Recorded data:
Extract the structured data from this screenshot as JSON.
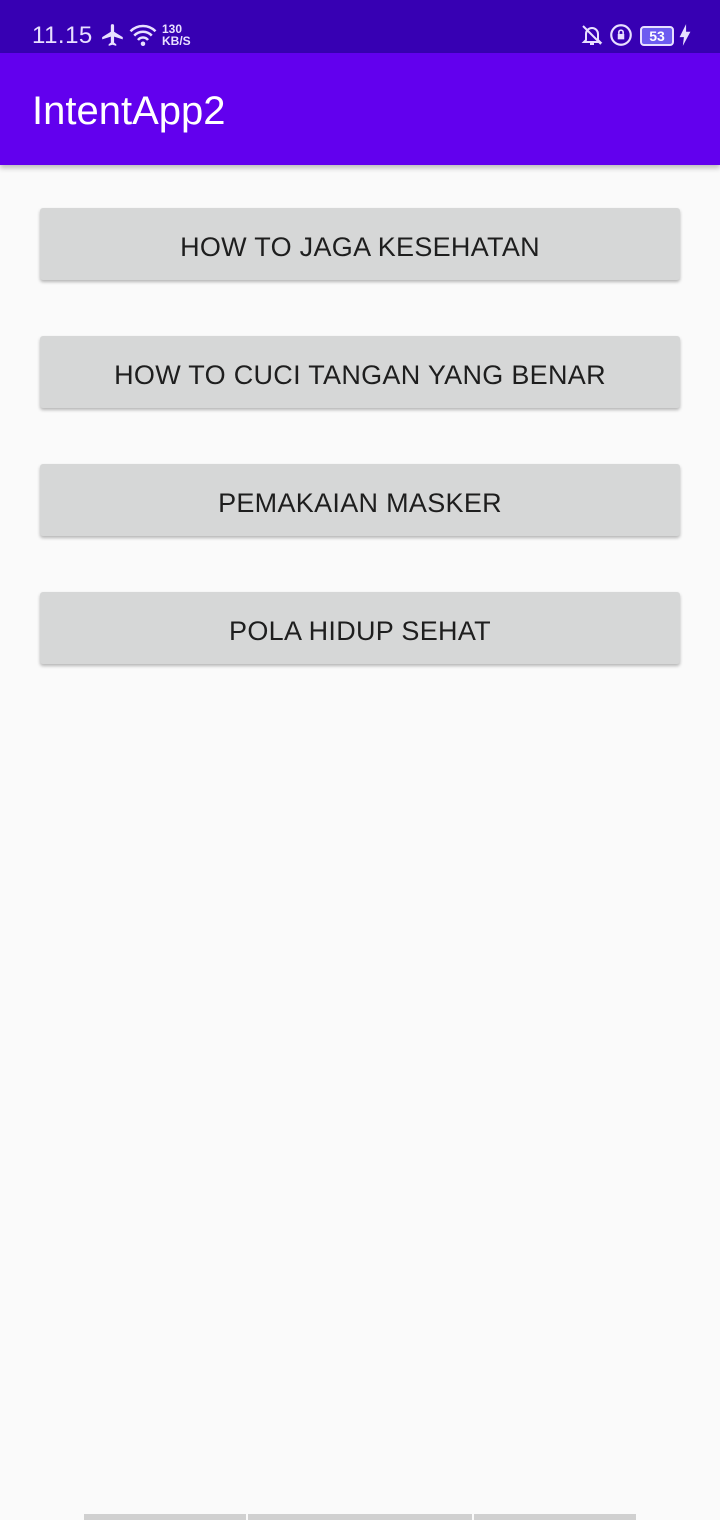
{
  "status_bar": {
    "time": "11.15",
    "net_speed_value": "130",
    "net_speed_unit": "KB/S",
    "battery": "53",
    "icons": [
      "airplane-icon",
      "wifi-icon",
      "bell-off-icon",
      "rotation-lock-icon",
      "battery-icon",
      "charging-icon"
    ]
  },
  "app_bar": {
    "title": "IntentApp2",
    "color": "#6200ee",
    "status_color": "#3700b3"
  },
  "buttons": [
    {
      "label": "HOW TO JAGA KESEHATAN"
    },
    {
      "label": "HOW TO CUCI TANGAN YANG BENAR"
    },
    {
      "label": "PEMAKAIAN MASKER"
    },
    {
      "label": "POLA HIDUP SEHAT"
    }
  ]
}
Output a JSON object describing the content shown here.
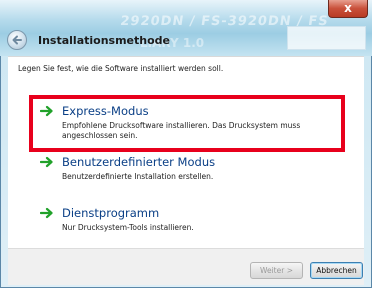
{
  "window": {
    "title": "Installationsmethode",
    "ghost_line1": "2920DN / FS-3920DN / FS",
    "ghost_line2": "LIARY 1.0",
    "close_glyph": "x"
  },
  "instruction": "Legen Sie fest, wie die Software installiert werden soll.",
  "options": [
    {
      "label": "Express-Modus",
      "description": "Empfohlene Drucksoftware installieren. Das Drucksystem muss angeschlossen sein.",
      "icon": "green-arrow-icon"
    },
    {
      "label": "Benutzerdefinierter Modus",
      "description": "Benutzerdefinierte Installation erstellen.",
      "icon": "green-arrow-icon"
    },
    {
      "label": "Dienstprogramm",
      "description": "Nur Drucksystem-Tools installieren.",
      "icon": "green-arrow-icon"
    }
  ],
  "buttons": {
    "next": "Weiter >",
    "cancel": "Abbrechen"
  },
  "colors": {
    "highlight": "#e8001c",
    "link": "#0a3f86",
    "arrow": "#21a12a"
  }
}
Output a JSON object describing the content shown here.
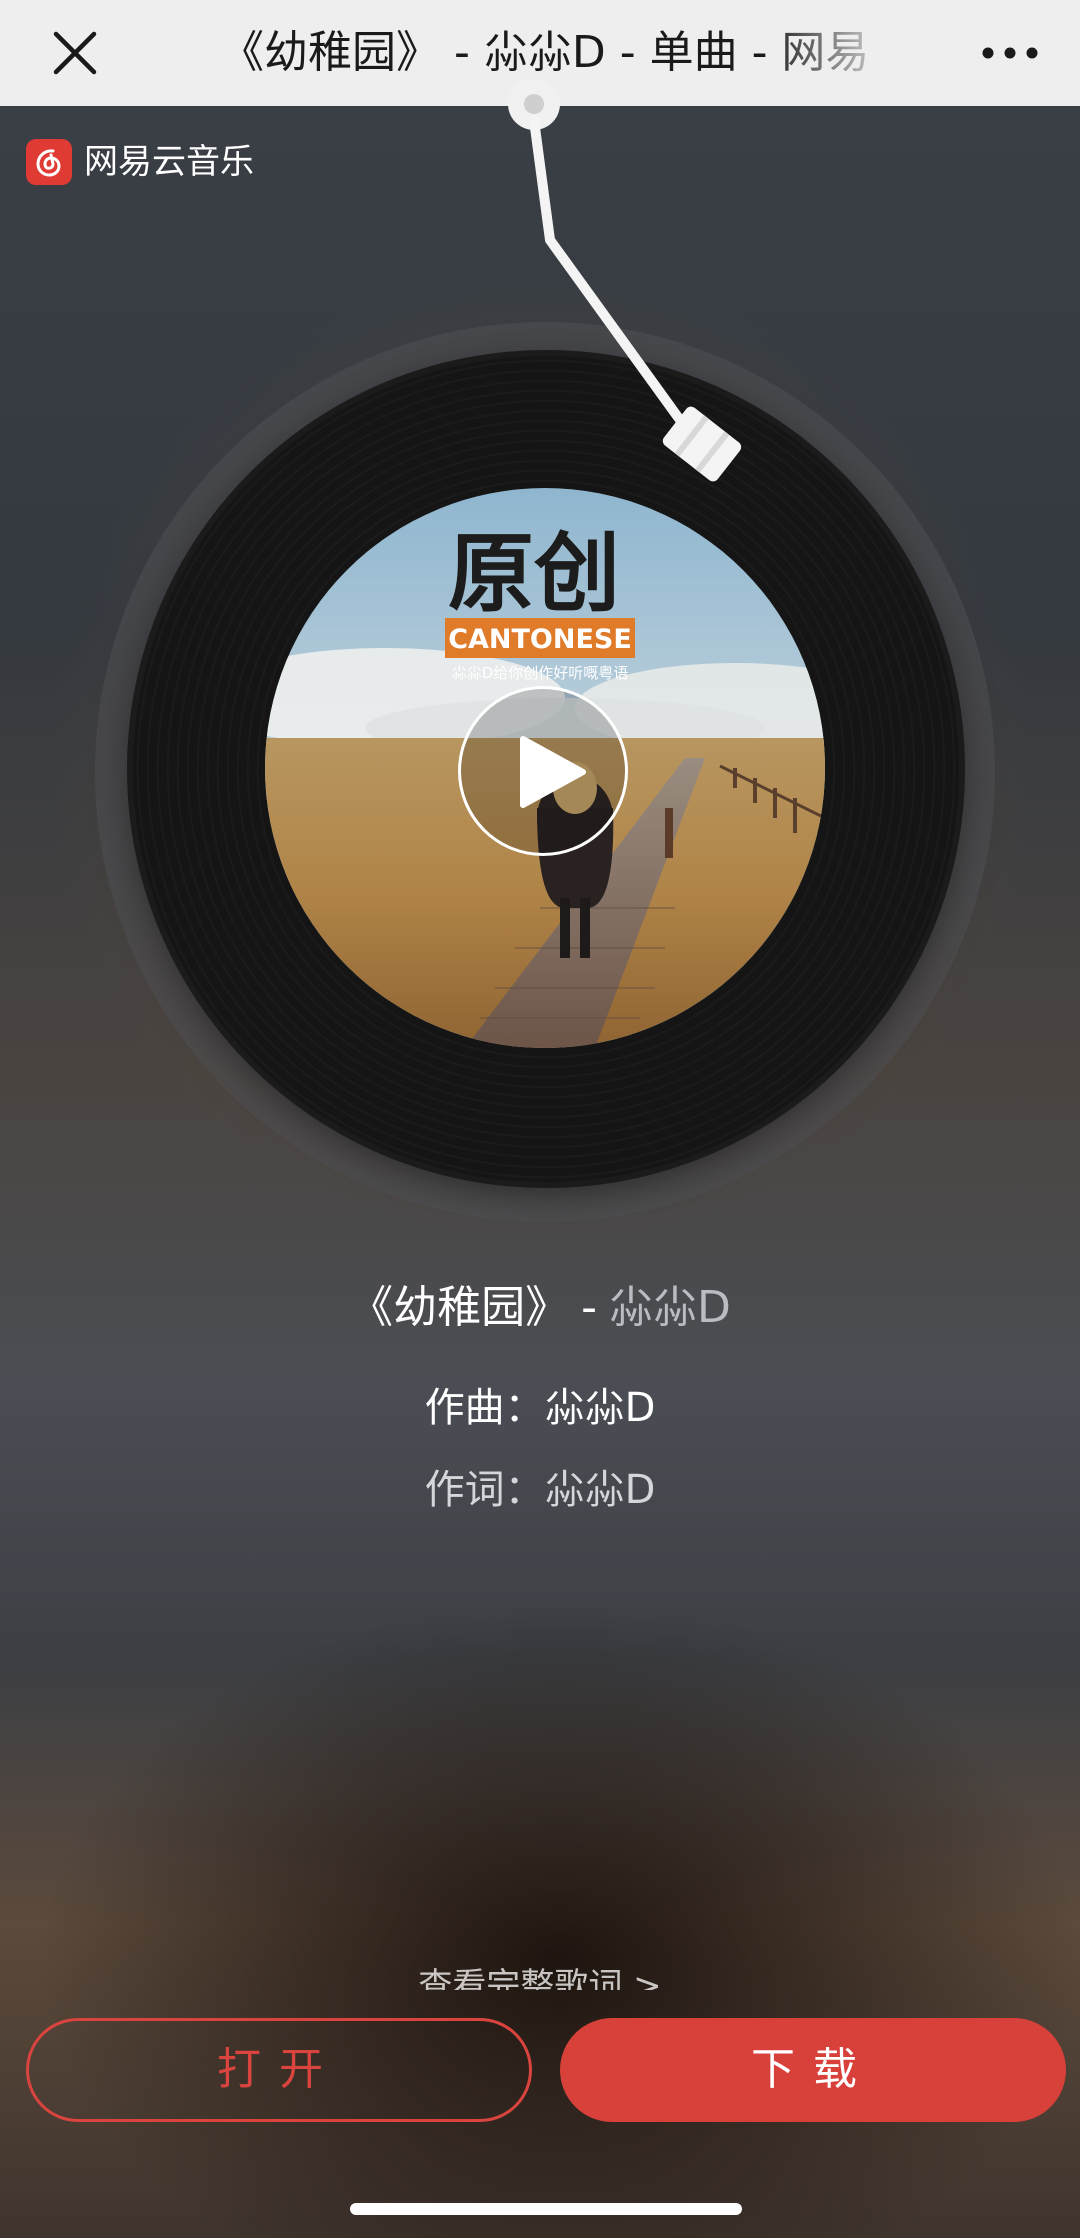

### What you are asked to do:
Look through the entries above; copy each line where the string "Modus" appears.

### Worked answer:
      "label": "Express-Modus",
      "label": "Benutzerdefinierter Modus",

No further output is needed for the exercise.